** BEGIN Given data **

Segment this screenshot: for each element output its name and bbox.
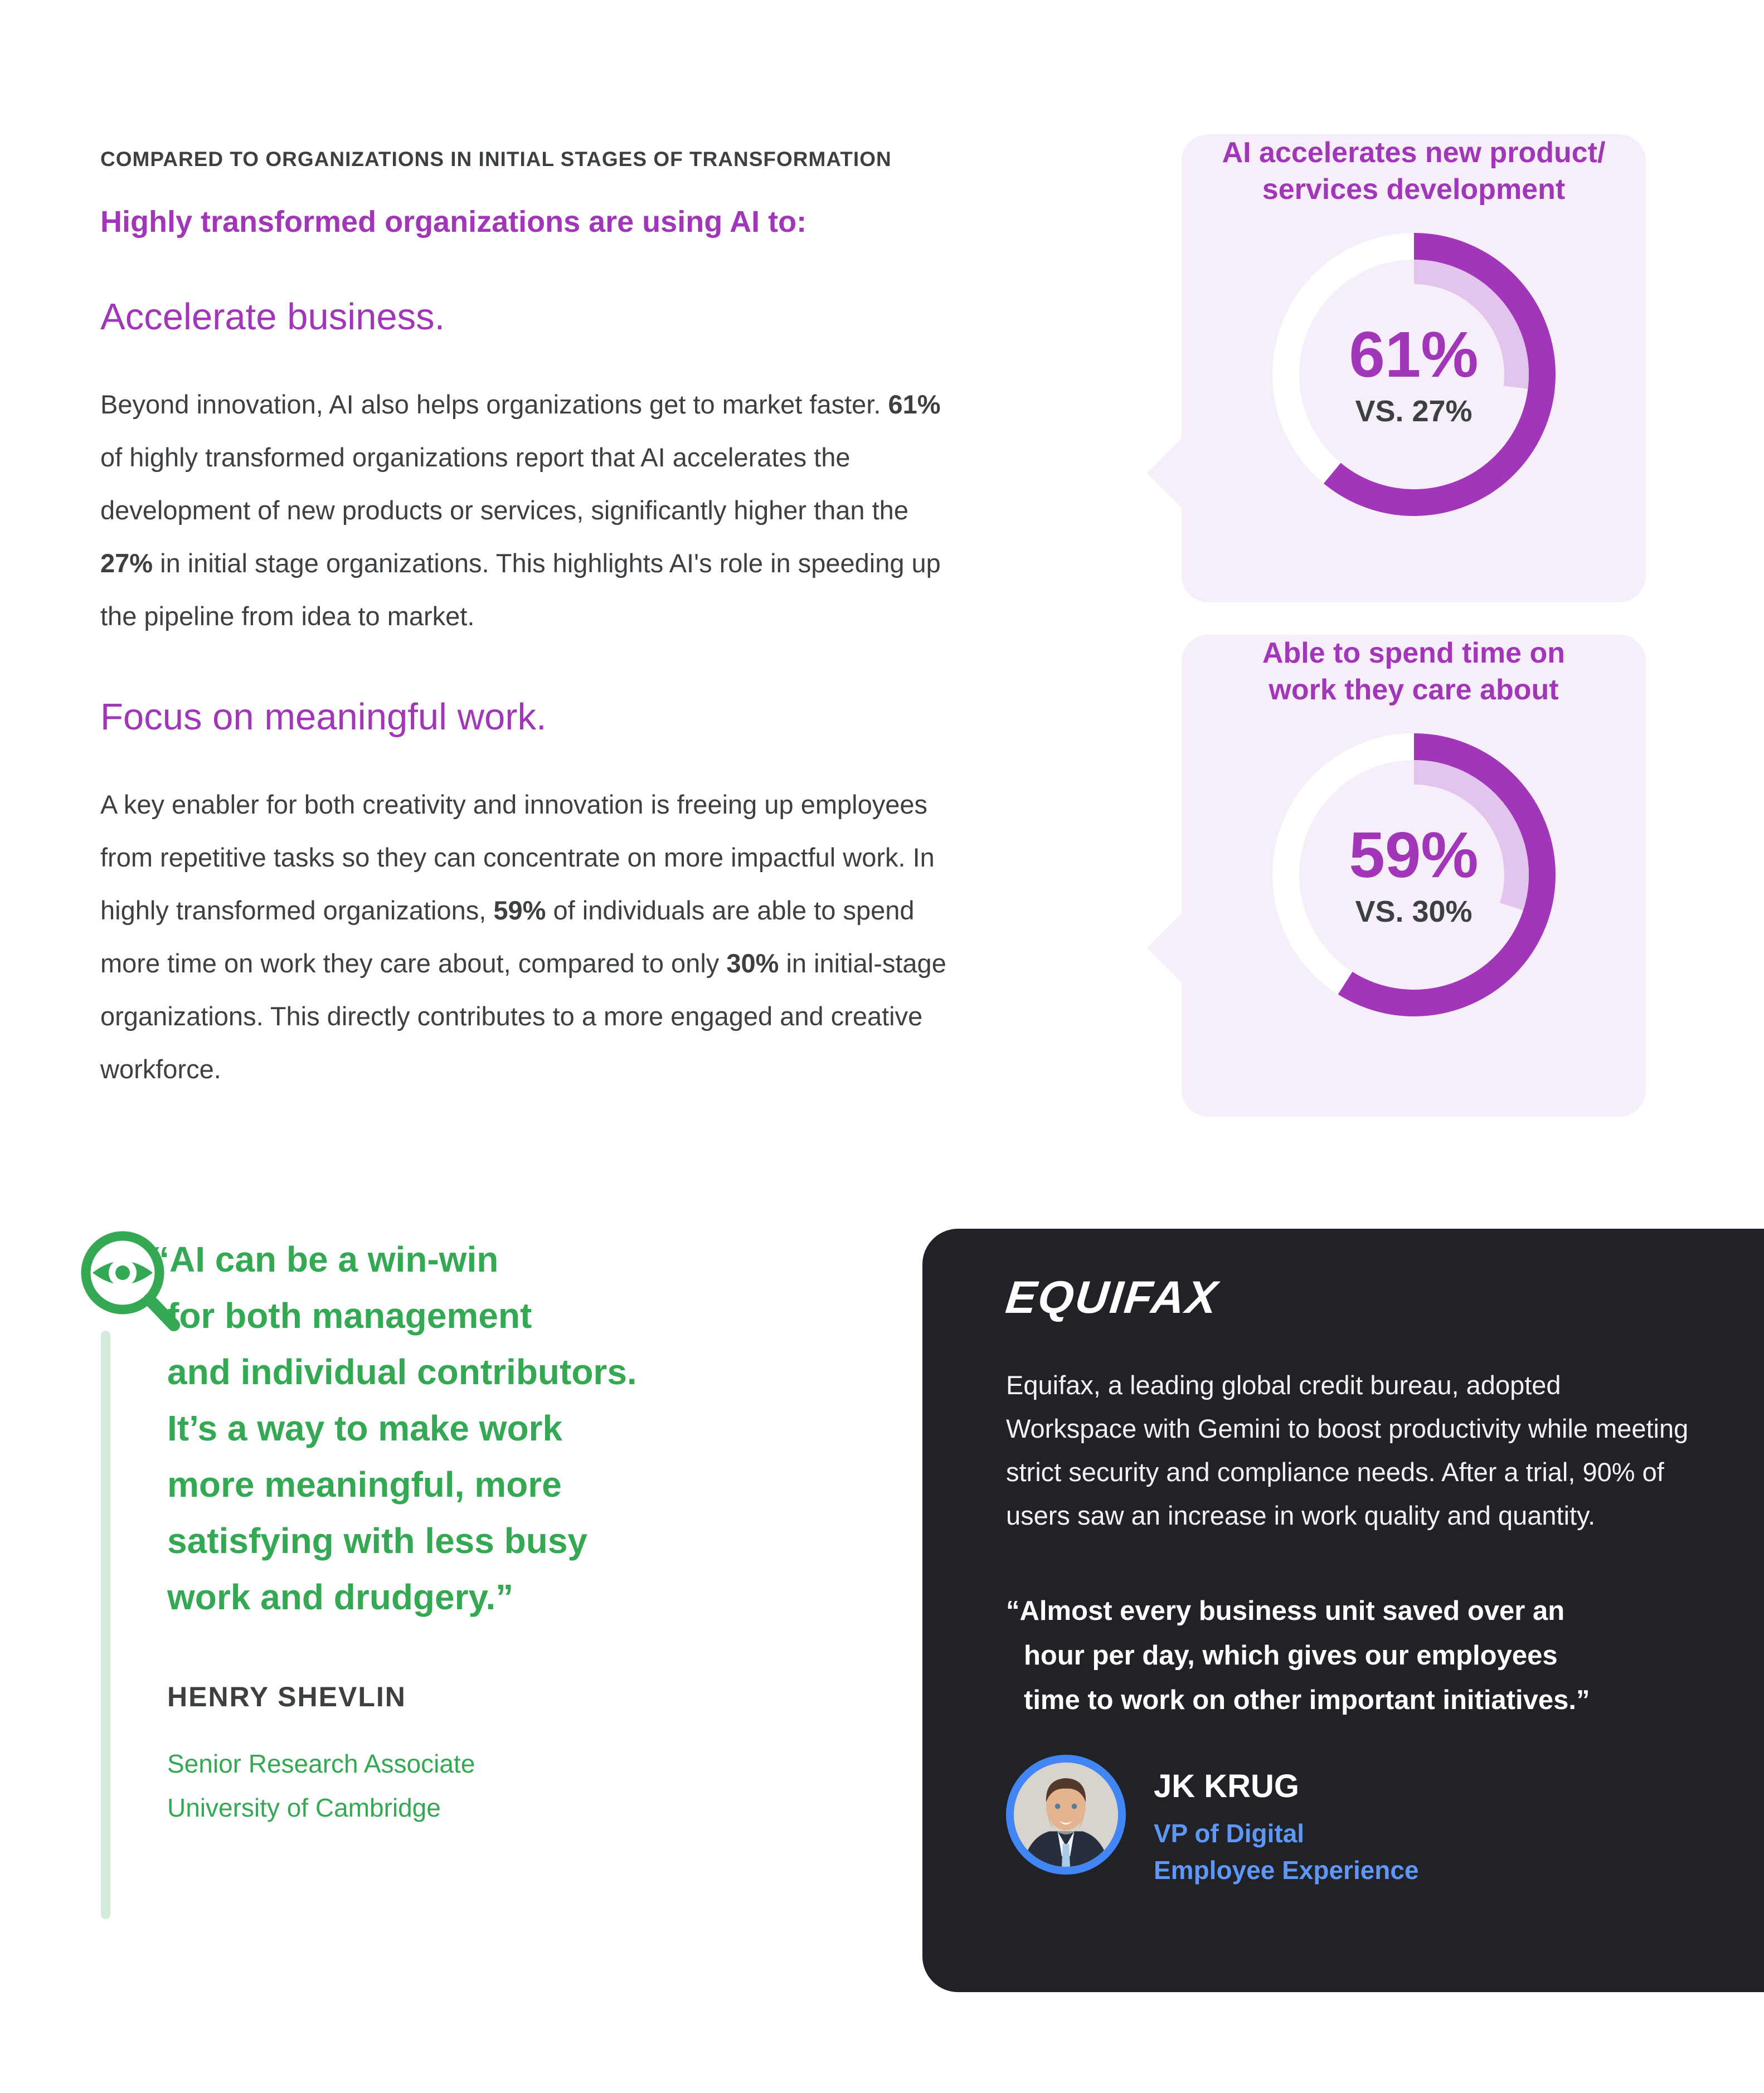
donut-rings bbox=[1272, 233, 1556, 516]
case-study-attribution: JK KRUG VP of Digital Employee Experienc… bbox=[1006, 1755, 1692, 1888]
stat-card-time-on-work: Able to spend time on work they care abo… bbox=[1146, 635, 1646, 1117]
paragraph-accelerate-business: Beyond innovation, AI also helps organiz… bbox=[100, 390, 941, 631]
page-subhead: Highly transformed organizations are usi… bbox=[100, 205, 807, 238]
stat-comparison-value: VS. 27% bbox=[1355, 395, 1473, 428]
person-name: JK KRUG bbox=[1154, 1768, 1300, 1804]
stat-cards-column: AI accelerates new product/ services dev… bbox=[1146, 109, 1646, 1117]
donut-chart-time-on-work: 59% VS. 30% bbox=[1272, 733, 1556, 1016]
main-text-column: COMPARED TO ORGANIZATIONS IN INITIAL STA… bbox=[100, 147, 959, 1096]
case-study-card-equifax: EQUIFAX Equifax, a leading global credit… bbox=[922, 1229, 1764, 1992]
stat-value: 61% bbox=[1349, 318, 1479, 391]
person-role: VP of Digital Employee Experience bbox=[1154, 1819, 1419, 1885]
paragraph-focus-meaningful-work: A key enabler for both creativity and in… bbox=[100, 790, 946, 1084]
quote-accent-line bbox=[101, 1331, 110, 1919]
stat-card-new-product-development: AI accelerates new product/ services dev… bbox=[1146, 134, 1646, 602]
equifax-logo: EQUIFAX bbox=[1003, 1272, 1221, 1323]
stat-card-title: AI accelerates new product/ services dev… bbox=[1222, 137, 1606, 206]
quote-attribution-role: Senior Research Associate University of … bbox=[167, 1749, 475, 1822]
quote-attribution-name: HENRY SHEVLIN bbox=[167, 1681, 406, 1712]
donut-center-labels: 59% VS. 30% bbox=[1272, 733, 1556, 1016]
magnifier-eye-icon bbox=[81, 1231, 180, 1331]
eyebrow-label: COMPARED TO ORGANIZATIONS IN INITIAL STA… bbox=[100, 148, 892, 171]
speech-bubble-pointer bbox=[1146, 913, 1217, 983]
donut-rings bbox=[1272, 733, 1556, 1016]
case-study-quote: “Almost every business unit saved over a… bbox=[1006, 1596, 1590, 1715]
section-heading-focus-meaningful-work: Focus on meaningful work. bbox=[100, 696, 547, 738]
donut-chart-new-product: 61% VS. 27% bbox=[1272, 233, 1556, 516]
case-study-paragraph: Equifax, a leading global credit bureau,… bbox=[1006, 1370, 1689, 1530]
stat-comparison-value: VS. 30% bbox=[1355, 895, 1473, 928]
speech-bubble-pointer bbox=[1146, 438, 1217, 508]
jk-krug-portrait bbox=[1014, 1763, 1118, 1867]
avatar bbox=[1006, 1755, 1126, 1875]
case-study-person: JK KRUG VP of Digital Employee Experienc… bbox=[1154, 1769, 1419, 1888]
stat-value: 59% bbox=[1349, 819, 1479, 891]
stat-card-title: Able to spend time on work they care abo… bbox=[1262, 637, 1566, 706]
quote-text: “AI can be a win-win for both management… bbox=[152, 1239, 637, 1617]
donut-center-labels: 61% VS. 27% bbox=[1272, 233, 1556, 516]
section-heading-accelerate-business: Accelerate business. bbox=[100, 296, 445, 338]
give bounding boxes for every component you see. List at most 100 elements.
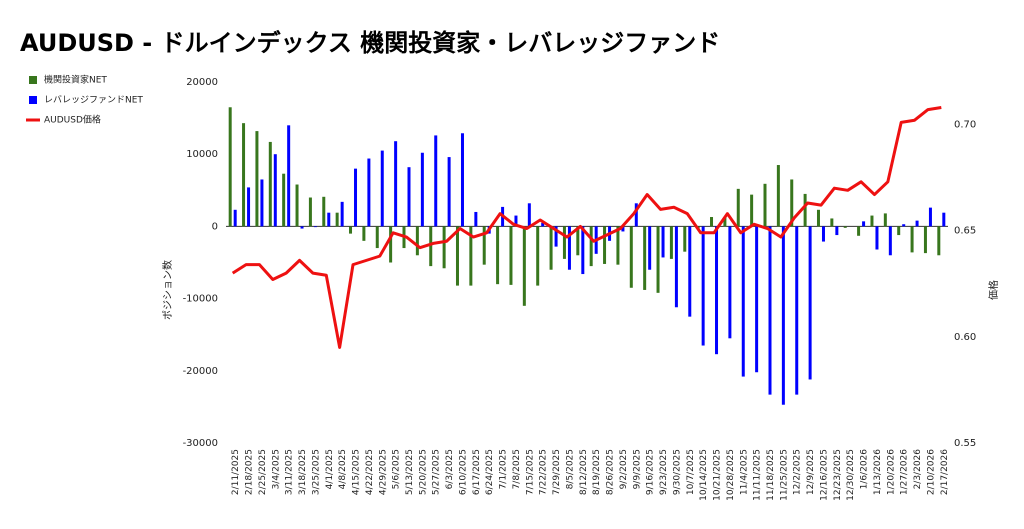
bar	[755, 226, 759, 373]
x-tick-label: 7/15/2025	[525, 449, 535, 495]
bar	[549, 226, 553, 270]
bar	[603, 226, 607, 264]
chart-title: AUDUSD - ドルインデックス 機関投資家・レバレッジファンド	[20, 29, 720, 57]
legend-label: レバレッジファンドNET	[44, 95, 143, 106]
bar	[394, 141, 398, 227]
bar	[482, 226, 486, 265]
bar	[701, 226, 705, 346]
bar	[843, 226, 847, 228]
bar	[362, 226, 366, 241]
bar	[474, 211, 478, 227]
x-tick-label: 12/30/2025	[846, 449, 856, 501]
bar	[420, 152, 424, 227]
bar	[862, 221, 866, 227]
x-tick-label: 10/7/2025	[686, 449, 696, 495]
bar	[496, 226, 500, 285]
x-tick-label: 10/21/2025	[713, 449, 723, 501]
x-tick-label: 11/18/2025	[766, 449, 776, 501]
bar	[442, 226, 446, 269]
x-tick-label: 10/28/2025	[726, 449, 736, 501]
y2-tick-label: 0.70	[954, 119, 976, 130]
x-tick-label: 12/23/2025	[833, 449, 843, 501]
bar	[875, 226, 879, 250]
bar	[522, 226, 526, 306]
bar	[915, 220, 919, 227]
bar	[736, 188, 740, 227]
bar	[460, 133, 464, 227]
x-tick-label: 8/19/2025	[592, 449, 602, 495]
x-tick-label: 4/15/2025	[352, 449, 362, 495]
bar	[688, 226, 692, 317]
x-tick-label: 3/25/2025	[311, 449, 321, 495]
x-tick-label: 6/24/2025	[485, 449, 495, 495]
y2-tick-label: 0.65	[954, 226, 976, 237]
bar	[634, 203, 638, 227]
x-tick-label: 4/29/2025	[378, 449, 388, 495]
x-tick-label: 5/6/2025	[392, 449, 402, 489]
x-tick-label: 4/8/2025	[338, 449, 348, 489]
bar	[870, 215, 874, 227]
x-tick-label: 12/9/2025	[806, 449, 816, 495]
bar	[255, 131, 259, 227]
x-tick-label: 1/20/2026	[886, 449, 896, 495]
bar	[683, 226, 687, 252]
x-tick-label: 7/29/2025	[552, 449, 562, 495]
bar	[803, 193, 807, 227]
x-tick-label: 3/4/2025	[271, 449, 281, 489]
x-tick-label: 2/17/2026	[940, 449, 950, 495]
bar	[781, 226, 785, 405]
bar	[795, 226, 799, 395]
bar	[434, 135, 438, 227]
x-tick-label: 8/12/2025	[579, 449, 589, 495]
x-tick-label: 3/18/2025	[298, 449, 308, 495]
bar	[389, 226, 393, 263]
x-tick-label: 9/2/2025	[619, 449, 629, 489]
bar	[335, 212, 339, 227]
bar	[340, 201, 344, 227]
bar	[643, 226, 647, 290]
bar	[768, 226, 772, 395]
y-axis-label: ポジション数	[161, 260, 174, 320]
bar	[260, 179, 264, 227]
x-tick-label: 1/27/2026	[900, 449, 910, 495]
bar	[923, 226, 927, 254]
x-tick-label: 8/5/2025	[565, 449, 575, 489]
bar	[728, 226, 732, 339]
x-tick-label: 11/4/2025	[739, 449, 749, 495]
bar	[349, 226, 353, 234]
bar	[669, 226, 673, 259]
bar	[888, 226, 892, 256]
y-tick-label: -10000	[183, 294, 218, 305]
bar	[554, 226, 558, 247]
x-tick-label: 5/27/2025	[432, 449, 442, 495]
y-tick-label: 10000	[186, 149, 218, 160]
bar	[354, 168, 358, 227]
y2-tick-label: 0.60	[954, 332, 976, 343]
bar	[897, 226, 901, 236]
bar	[710, 217, 714, 227]
bar	[429, 226, 433, 267]
bar	[567, 226, 571, 270]
bar	[541, 222, 545, 227]
bar	[629, 226, 633, 288]
bar	[750, 194, 754, 227]
x-tick-label: 9/9/2025	[632, 449, 642, 489]
bar	[883, 213, 887, 227]
legend-swatch	[29, 96, 37, 104]
bar	[367, 158, 371, 227]
x-tick-label: 8/26/2025	[606, 449, 616, 495]
x-tick-label: 11/25/2025	[779, 449, 789, 501]
bar	[308, 197, 312, 227]
bar	[380, 150, 384, 227]
bar	[300, 226, 304, 229]
bar	[723, 217, 727, 227]
bar	[830, 218, 834, 227]
bar	[648, 226, 652, 270]
bar	[322, 196, 326, 227]
x-tick-label: 4/1/2025	[325, 449, 335, 489]
bar	[656, 226, 660, 293]
bar	[589, 226, 593, 267]
bar	[287, 125, 291, 227]
x-tick-label: 3/11/2025	[285, 449, 295, 495]
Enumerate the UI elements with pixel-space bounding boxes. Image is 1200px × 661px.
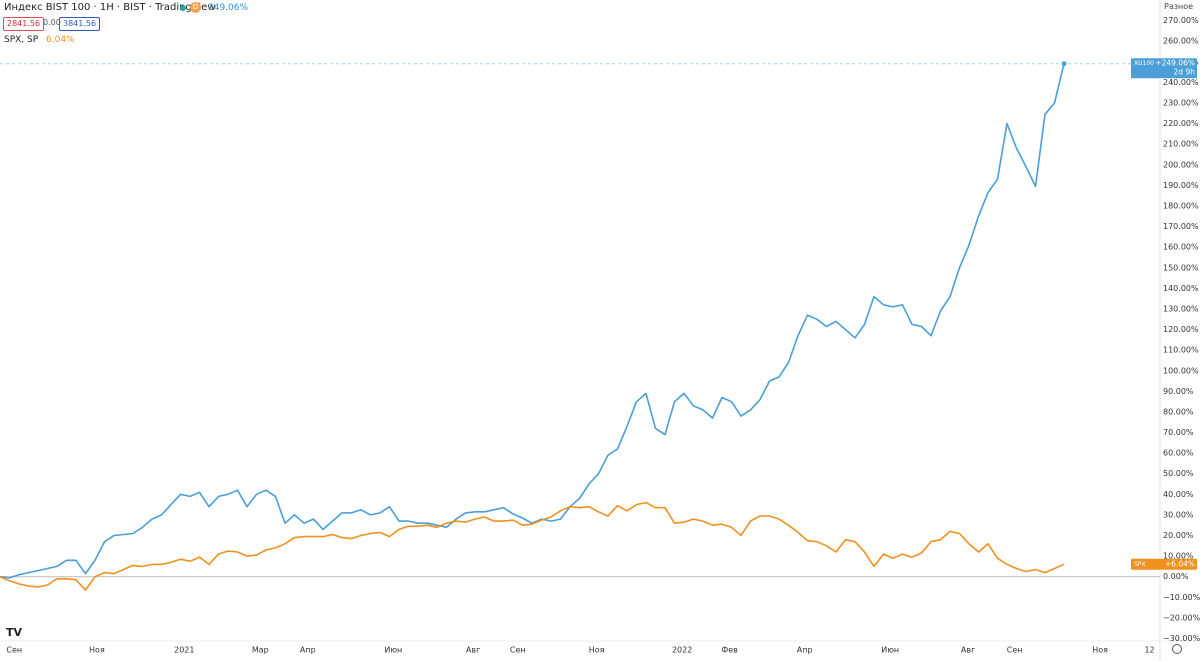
y-tick-label: 100.00% (1163, 366, 1199, 375)
tv-logo: TV (6, 626, 23, 639)
y-tick-label: 60.00% (1163, 449, 1194, 458)
y-tick-label: 230.00% (1163, 98, 1199, 107)
y-tick-label: 10.00% (1163, 552, 1194, 561)
y-tick-label: 0.00% (1163, 572, 1189, 581)
y-tick-label: 130.00% (1163, 304, 1199, 313)
y-tick-label: 190.00% (1163, 181, 1199, 190)
x-tick-label: 2022 (672, 646, 692, 655)
legend-value: 249.06% (208, 3, 249, 13)
badge-value: +6.04% (1165, 559, 1195, 568)
status-dot (180, 5, 186, 11)
chart-title: Индекс BIST 100 · 1H · BIST · TradingVie… (4, 2, 216, 13)
y-tick-label: 90.00% (1163, 387, 1194, 396)
y-tick-label: −20.00% (1163, 613, 1200, 622)
series-line (0, 501, 1065, 591)
x-tick-label: Ноя (89, 646, 105, 655)
y-tick-label: 40.00% (1163, 490, 1194, 499)
y-tick-label: 150.00% (1163, 263, 1199, 272)
y-tick-label: 80.00% (1163, 407, 1194, 416)
compare-value: 6.04% (46, 35, 75, 45)
x-tick-label: Авг (466, 646, 480, 655)
interval-badge[interactable]: D (190, 2, 201, 13)
value-badge (1131, 558, 1197, 570)
x-tick-label: 12 (1144, 646, 1154, 655)
y-tick-label: 160.00% (1163, 243, 1199, 252)
y-tick-label: 120.00% (1163, 325, 1199, 334)
y-tick-label: 270.00% (1163, 16, 1199, 25)
last-point (1061, 61, 1067, 67)
x-tick-label: Апр (797, 646, 813, 655)
y-tick-label: 170.00% (1163, 222, 1199, 231)
y-tick-label: −10.00% (1163, 593, 1200, 602)
badge-countdown: 2d 9h (1174, 68, 1196, 77)
x-tick-label: Апр (300, 646, 316, 655)
x-tick-label: Сен (510, 646, 526, 655)
compare-label: SPX, SP (4, 35, 39, 45)
y-tick-label: 20.00% (1163, 531, 1194, 540)
settings-icon[interactable] (1172, 644, 1182, 654)
y-tick-label: 260.00% (1163, 37, 1199, 46)
y-tick-label: 210.00% (1163, 140, 1199, 149)
y-tick-label: 70.00% (1163, 428, 1194, 437)
y-tick-label: −30.00% (1163, 634, 1200, 643)
x-tick-label: Ноя (1092, 646, 1108, 655)
y-tick-label: 140.00% (1163, 284, 1199, 293)
scale-mode[interactable]: Разное (1164, 2, 1194, 11)
series-line (0, 63, 1065, 579)
price-box: 3841.56 (59, 17, 101, 31)
x-tick-label: Ноя (589, 646, 605, 655)
price-box: 0.00 (43, 18, 61, 27)
x-tick-label: Сен (1007, 646, 1023, 655)
y-tick-label: 50.00% (1163, 469, 1194, 478)
x-tick-label: Мар (252, 646, 269, 655)
y-tick-label: 200.00% (1163, 160, 1199, 169)
x-tick-label: 2021 (174, 646, 194, 655)
x-tick-label: Сен (6, 646, 22, 655)
x-tick-label: Июн (384, 646, 402, 655)
y-tick-label: 220.00% (1163, 119, 1199, 128)
x-tick-label: Авг (961, 646, 975, 655)
y-tick-label: 30.00% (1163, 510, 1194, 519)
value-badge (1131, 58, 1197, 79)
y-tick-label: 240.00% (1163, 78, 1199, 87)
y-tick-label: 110.00% (1163, 346, 1199, 355)
badge-name: SPX (1134, 561, 1146, 568)
x-tick-label: Июн (881, 646, 899, 655)
badge-name: XU100 (1134, 60, 1154, 67)
y-tick-label: 180.00% (1163, 201, 1199, 210)
badge-value: +249.06% (1155, 59, 1195, 68)
x-tick-label: Фев (721, 646, 738, 655)
price-box: 2841.56 (3, 17, 45, 31)
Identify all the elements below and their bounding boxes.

** END Given data **

(Work to do)
Pick out each row above that contains the word "time".

(Full answer)
stat-card-time-on-work: Able to spend time on work they care abo… bbox=[1146, 635, 1646, 1117]
donut-chart-time-on-work: 59% VS. 30% bbox=[1272, 733, 1556, 1016]
stat-card-title: Able to spend time on work they care abo… bbox=[1262, 637, 1566, 706]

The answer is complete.